_DATA SUPPLIED_.
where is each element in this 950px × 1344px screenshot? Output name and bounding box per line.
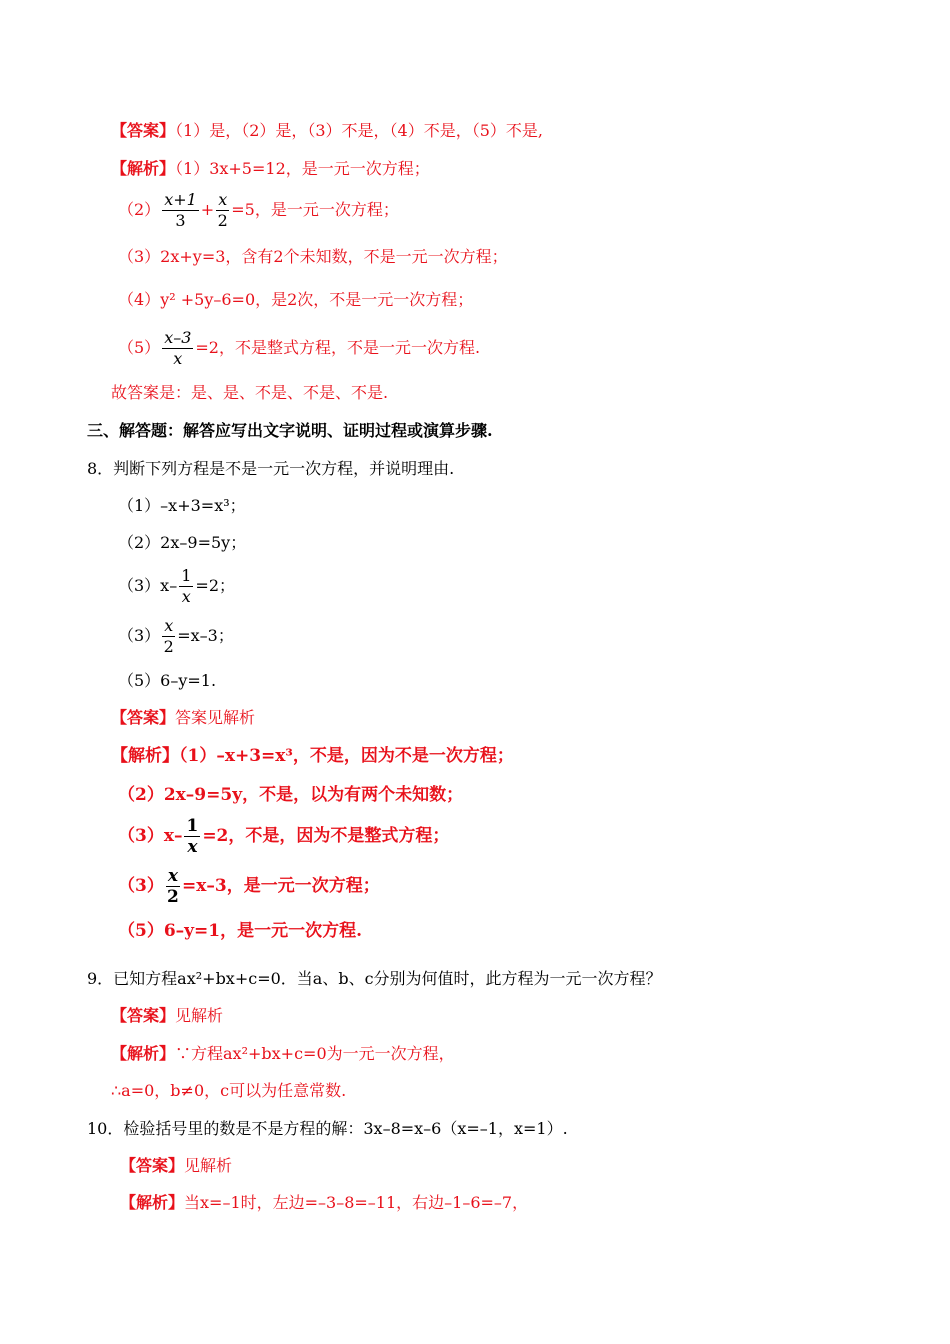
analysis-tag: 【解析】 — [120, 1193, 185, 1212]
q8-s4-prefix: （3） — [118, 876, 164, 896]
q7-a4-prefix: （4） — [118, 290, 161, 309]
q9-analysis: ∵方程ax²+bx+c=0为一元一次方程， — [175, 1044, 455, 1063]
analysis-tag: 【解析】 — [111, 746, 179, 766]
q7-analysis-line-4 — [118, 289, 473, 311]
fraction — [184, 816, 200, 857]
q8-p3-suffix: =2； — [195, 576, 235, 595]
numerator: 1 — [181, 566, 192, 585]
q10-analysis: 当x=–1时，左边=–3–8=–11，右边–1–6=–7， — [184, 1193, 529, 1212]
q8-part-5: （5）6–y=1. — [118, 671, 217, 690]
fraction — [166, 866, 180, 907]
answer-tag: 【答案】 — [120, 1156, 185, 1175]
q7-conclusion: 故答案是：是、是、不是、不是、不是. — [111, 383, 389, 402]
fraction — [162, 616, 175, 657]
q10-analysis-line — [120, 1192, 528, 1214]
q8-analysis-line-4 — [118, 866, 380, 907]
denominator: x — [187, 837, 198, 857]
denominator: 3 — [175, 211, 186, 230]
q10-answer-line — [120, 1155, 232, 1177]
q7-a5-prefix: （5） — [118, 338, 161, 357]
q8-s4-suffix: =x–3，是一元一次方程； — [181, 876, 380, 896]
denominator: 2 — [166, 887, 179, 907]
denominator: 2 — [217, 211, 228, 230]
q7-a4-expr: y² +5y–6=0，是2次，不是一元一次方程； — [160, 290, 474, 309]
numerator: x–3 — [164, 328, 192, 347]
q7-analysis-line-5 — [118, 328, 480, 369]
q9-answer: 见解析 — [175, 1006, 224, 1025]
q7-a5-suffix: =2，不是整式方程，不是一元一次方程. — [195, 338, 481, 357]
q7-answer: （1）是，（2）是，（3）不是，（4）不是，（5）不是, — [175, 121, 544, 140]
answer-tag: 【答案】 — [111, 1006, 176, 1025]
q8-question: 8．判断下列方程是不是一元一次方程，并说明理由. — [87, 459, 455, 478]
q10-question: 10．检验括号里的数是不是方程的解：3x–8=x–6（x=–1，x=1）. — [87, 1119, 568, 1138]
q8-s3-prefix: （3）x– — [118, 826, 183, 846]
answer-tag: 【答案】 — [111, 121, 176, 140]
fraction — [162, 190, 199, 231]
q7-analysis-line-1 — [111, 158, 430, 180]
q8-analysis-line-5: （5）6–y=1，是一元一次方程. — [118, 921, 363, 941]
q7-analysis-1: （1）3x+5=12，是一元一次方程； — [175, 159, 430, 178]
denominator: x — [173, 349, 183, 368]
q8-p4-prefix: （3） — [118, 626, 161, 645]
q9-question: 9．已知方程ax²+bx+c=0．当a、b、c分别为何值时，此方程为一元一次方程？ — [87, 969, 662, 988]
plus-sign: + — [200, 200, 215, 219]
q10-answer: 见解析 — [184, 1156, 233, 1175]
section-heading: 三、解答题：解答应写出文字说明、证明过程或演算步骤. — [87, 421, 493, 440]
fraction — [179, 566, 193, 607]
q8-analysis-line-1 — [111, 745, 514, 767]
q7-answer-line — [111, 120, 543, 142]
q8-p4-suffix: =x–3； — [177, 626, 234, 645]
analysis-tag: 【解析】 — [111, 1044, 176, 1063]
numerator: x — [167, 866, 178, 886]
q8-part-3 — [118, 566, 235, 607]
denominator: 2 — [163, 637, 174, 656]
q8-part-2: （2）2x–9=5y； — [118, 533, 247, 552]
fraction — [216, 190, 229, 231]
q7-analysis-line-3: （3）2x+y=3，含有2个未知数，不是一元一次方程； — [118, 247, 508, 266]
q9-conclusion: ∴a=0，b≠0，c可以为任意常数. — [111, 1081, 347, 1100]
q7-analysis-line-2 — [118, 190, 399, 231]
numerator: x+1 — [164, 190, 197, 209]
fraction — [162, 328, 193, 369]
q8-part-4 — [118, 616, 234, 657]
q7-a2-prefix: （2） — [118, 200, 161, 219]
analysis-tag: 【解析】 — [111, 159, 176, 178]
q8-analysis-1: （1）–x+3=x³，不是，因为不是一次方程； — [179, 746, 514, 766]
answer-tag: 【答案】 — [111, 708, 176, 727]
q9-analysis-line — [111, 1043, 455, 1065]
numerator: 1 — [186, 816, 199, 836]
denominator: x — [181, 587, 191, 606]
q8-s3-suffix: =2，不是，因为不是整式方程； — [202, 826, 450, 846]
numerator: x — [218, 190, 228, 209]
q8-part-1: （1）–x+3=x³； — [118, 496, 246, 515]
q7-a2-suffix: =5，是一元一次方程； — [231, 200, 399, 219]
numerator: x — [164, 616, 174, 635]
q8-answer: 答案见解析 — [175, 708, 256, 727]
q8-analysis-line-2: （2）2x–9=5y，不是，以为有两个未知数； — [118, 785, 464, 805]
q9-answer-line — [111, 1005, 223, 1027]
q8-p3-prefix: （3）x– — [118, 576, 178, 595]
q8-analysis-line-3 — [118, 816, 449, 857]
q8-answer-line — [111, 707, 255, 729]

* * *

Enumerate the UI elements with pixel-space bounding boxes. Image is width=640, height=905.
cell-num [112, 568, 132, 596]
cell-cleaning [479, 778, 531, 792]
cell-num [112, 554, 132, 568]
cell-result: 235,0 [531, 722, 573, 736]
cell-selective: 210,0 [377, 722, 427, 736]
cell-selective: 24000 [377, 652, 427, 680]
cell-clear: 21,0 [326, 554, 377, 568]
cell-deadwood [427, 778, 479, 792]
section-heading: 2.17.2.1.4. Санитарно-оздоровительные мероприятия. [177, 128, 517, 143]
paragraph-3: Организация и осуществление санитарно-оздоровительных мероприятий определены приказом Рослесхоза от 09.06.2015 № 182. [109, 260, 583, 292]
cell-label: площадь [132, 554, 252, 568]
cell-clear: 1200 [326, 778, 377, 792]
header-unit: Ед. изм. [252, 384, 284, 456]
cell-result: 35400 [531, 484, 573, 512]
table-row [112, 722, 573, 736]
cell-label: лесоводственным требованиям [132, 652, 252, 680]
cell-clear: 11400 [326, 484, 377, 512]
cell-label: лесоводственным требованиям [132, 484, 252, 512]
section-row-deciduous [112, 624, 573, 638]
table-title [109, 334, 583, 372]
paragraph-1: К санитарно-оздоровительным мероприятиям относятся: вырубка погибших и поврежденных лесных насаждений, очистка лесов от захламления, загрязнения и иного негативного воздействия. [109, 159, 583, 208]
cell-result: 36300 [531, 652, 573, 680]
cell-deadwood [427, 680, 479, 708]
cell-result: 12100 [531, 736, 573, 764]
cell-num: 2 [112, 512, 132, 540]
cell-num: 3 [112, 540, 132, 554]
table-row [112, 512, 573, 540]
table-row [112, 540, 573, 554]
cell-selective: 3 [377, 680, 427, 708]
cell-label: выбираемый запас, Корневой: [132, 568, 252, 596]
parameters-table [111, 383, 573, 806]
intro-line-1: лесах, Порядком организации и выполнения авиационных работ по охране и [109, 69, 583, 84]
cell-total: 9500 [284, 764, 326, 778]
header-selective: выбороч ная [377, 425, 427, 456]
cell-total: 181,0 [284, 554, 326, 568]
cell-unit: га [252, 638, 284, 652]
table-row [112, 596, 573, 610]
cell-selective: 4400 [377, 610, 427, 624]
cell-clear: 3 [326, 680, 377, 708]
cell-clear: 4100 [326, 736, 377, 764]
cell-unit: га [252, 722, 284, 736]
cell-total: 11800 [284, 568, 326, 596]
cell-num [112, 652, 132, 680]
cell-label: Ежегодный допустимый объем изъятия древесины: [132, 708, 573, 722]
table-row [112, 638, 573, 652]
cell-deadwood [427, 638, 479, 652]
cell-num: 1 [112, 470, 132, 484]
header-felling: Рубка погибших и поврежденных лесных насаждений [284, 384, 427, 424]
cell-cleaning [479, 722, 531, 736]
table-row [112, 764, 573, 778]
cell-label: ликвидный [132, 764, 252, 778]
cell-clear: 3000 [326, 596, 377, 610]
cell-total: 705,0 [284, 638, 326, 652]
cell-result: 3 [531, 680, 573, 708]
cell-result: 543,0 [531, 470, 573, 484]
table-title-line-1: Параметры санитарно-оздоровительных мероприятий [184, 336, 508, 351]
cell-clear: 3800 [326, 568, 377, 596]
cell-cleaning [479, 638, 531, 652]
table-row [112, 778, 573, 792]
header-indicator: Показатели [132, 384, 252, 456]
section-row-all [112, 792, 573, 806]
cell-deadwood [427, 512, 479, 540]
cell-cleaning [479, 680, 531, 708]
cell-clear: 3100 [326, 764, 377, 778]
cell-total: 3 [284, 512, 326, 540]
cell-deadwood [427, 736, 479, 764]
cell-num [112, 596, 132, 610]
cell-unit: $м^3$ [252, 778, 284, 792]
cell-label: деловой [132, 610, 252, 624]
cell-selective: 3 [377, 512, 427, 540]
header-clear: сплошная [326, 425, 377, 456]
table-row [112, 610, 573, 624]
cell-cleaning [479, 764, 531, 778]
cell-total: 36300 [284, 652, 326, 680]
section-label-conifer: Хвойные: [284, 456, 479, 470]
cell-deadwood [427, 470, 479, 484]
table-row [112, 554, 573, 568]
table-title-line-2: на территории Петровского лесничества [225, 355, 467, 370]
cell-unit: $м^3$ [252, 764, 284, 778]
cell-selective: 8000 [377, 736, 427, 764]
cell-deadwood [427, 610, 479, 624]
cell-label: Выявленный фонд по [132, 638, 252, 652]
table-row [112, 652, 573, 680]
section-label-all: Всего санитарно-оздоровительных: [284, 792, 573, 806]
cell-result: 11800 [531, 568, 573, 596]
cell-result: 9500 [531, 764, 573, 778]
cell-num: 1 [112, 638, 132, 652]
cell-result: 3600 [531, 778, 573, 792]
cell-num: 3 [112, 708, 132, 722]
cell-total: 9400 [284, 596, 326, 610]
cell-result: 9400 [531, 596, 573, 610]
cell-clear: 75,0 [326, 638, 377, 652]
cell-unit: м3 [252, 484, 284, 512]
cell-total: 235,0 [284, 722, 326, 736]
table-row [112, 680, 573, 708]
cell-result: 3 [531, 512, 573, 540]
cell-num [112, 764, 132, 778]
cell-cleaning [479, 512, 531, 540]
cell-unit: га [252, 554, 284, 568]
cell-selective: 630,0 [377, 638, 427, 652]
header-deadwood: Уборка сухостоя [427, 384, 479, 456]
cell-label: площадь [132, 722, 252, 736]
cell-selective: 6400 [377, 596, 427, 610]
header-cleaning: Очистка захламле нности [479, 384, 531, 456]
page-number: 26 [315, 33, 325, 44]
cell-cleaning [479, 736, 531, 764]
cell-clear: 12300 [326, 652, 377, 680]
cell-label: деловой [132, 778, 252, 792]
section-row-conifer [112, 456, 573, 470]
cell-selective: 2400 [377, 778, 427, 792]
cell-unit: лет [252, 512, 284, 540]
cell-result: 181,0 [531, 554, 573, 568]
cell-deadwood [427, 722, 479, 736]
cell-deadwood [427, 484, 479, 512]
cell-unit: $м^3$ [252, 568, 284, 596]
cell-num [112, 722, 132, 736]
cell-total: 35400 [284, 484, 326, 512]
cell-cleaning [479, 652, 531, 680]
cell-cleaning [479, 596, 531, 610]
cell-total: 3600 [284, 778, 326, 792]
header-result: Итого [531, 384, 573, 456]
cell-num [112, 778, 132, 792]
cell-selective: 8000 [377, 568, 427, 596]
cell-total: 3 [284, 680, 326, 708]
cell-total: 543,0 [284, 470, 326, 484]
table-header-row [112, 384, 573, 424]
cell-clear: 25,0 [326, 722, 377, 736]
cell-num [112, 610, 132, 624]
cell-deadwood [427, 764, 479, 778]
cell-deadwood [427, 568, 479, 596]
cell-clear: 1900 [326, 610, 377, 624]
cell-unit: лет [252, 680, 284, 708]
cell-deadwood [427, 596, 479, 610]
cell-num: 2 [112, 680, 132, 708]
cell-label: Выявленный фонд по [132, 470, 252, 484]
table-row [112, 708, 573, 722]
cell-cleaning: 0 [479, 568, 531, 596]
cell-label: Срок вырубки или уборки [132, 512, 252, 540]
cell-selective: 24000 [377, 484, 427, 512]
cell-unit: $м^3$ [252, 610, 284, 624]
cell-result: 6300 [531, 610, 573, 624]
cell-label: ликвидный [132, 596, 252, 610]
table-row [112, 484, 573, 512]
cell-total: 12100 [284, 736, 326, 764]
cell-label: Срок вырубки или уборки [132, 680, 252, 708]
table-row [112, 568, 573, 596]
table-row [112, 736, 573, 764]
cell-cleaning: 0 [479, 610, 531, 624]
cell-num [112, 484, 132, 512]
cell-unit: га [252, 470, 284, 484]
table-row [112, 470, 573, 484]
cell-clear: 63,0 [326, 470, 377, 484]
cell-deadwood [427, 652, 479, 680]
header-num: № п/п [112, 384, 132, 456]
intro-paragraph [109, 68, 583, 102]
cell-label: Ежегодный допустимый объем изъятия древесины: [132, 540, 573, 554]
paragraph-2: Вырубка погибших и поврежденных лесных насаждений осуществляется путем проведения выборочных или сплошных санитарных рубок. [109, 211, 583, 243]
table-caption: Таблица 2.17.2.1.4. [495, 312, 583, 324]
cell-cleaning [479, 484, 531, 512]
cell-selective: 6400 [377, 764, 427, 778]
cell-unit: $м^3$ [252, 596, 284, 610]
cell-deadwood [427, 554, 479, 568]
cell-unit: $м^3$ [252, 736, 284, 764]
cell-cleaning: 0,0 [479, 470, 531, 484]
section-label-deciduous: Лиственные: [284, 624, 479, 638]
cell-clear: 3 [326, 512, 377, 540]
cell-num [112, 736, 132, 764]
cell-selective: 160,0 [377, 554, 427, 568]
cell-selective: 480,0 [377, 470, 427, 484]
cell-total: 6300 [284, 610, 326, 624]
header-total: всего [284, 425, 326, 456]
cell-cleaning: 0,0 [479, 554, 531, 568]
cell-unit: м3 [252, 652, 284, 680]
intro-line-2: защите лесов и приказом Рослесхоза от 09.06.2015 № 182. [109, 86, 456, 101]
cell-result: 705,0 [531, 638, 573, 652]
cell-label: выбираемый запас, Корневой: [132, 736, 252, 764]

_TASK TO COMPLETE_. Reproduce the records from the line containing "analysis-tag: 【解析】 — [120, 1193, 185, 1212]" through the line containing "answer-tag: 【答案】 — [111, 1006, 176, 1025]", including both, exactly as they appear.

_THE RESPONSE_.
analysis-tag: 【解析】 — [120, 1193, 185, 1212]
q8-s4-prefix: （3） — [118, 876, 164, 896]
q7-a4-prefix: （4） — [118, 290, 161, 309]
q9-analysis: ∵方程ax²+bx+c=0为一元一次方程， — [175, 1044, 455, 1063]
analysis-tag: 【解析】 — [111, 746, 179, 766]
q7-analysis-line-4 — [118, 289, 473, 311]
fraction — [184, 816, 200, 857]
q8-p3-suffix: =2； — [195, 576, 235, 595]
numerator: 1 — [181, 566, 192, 585]
q10-analysis: 当x=–1时，左边=–3–8=–11，右边–1–6=–7， — [184, 1193, 529, 1212]
q8-part-5: （5）6–y=1. — [118, 671, 217, 690]
fraction — [166, 866, 180, 907]
answer-tag: 【答案】 — [120, 1156, 185, 1175]
q7-conclusion: 故答案是：是、是、不是、不是、不是. — [111, 383, 389, 402]
fraction — [162, 616, 175, 657]
q10-analysis-line — [120, 1192, 528, 1214]
q8-analysis-line-4 — [118, 866, 380, 907]
denominator: x — [187, 837, 198, 857]
denominator: 3 — [175, 211, 186, 230]
q10-answer-line — [120, 1155, 232, 1177]
q7-a5-prefix: （5） — [118, 338, 161, 357]
q8-s4-suffix: =x–3，是一元一次方程； — [181, 876, 380, 896]
denominator: 2 — [166, 887, 179, 907]
denominator: 2 — [217, 211, 228, 230]
q7-a4-expr: y² +5y–6=0，是2次，不是一元一次方程； — [160, 290, 474, 309]
numerator: x–3 — [164, 328, 192, 347]
q7-analysis-line-5 — [118, 328, 480, 369]
q9-answer: 见解析 — [175, 1006, 224, 1025]
q7-a5-suffix: =2，不是整式方程，不是一元一次方程. — [195, 338, 481, 357]
q7-answer: （1）是，（2）是，（3）不是，（4）不是，（5）不是, — [175, 121, 544, 140]
answer-tag: 【答案】 — [111, 1006, 176, 1025]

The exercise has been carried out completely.